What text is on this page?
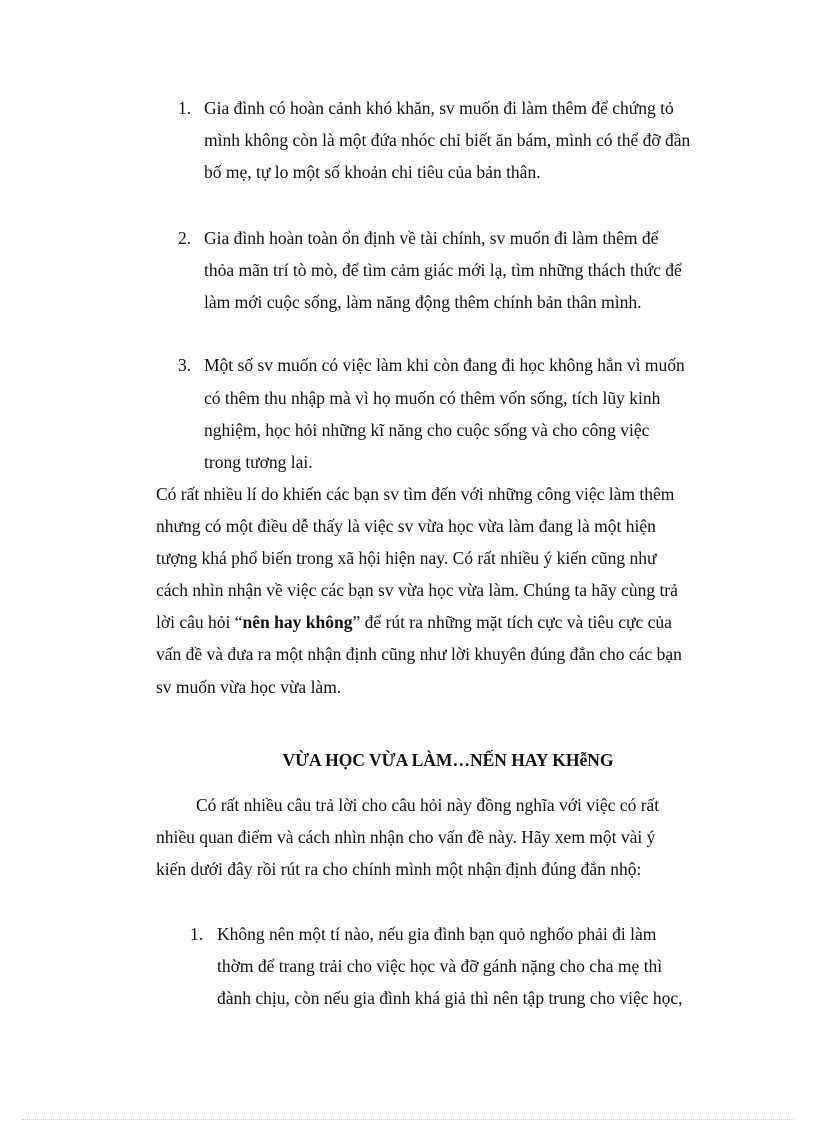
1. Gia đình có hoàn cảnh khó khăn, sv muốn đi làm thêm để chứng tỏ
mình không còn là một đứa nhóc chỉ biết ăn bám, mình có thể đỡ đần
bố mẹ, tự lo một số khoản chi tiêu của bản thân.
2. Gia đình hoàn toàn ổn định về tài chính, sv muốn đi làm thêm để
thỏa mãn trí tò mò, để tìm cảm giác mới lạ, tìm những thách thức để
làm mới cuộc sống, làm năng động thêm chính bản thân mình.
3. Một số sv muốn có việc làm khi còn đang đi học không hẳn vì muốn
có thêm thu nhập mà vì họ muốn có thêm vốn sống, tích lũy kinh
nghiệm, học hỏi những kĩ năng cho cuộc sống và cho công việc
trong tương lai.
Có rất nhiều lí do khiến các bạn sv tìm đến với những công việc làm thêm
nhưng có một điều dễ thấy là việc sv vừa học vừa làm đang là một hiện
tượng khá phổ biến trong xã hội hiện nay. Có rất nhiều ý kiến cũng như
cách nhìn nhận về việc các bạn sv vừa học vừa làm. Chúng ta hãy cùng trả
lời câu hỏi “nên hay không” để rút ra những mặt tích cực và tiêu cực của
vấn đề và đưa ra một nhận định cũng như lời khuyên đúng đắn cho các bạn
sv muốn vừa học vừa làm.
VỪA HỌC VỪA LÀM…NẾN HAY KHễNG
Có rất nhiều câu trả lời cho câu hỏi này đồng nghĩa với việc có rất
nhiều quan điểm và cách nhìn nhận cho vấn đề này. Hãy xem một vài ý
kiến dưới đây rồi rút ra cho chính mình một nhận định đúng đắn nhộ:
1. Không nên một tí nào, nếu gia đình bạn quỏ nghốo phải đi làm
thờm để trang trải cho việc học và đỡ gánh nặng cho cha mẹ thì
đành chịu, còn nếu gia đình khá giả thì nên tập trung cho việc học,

» **WRITTEN INSTRUCTION**: Filter the records for lines holding the string "thân". Copy each one.

» **WORKED SOLUTION**:
bố mẹ, tự lo một số khoản chi tiêu của bản thân.
làm mới cuộc sống, làm năng động thêm chính bản thân mình.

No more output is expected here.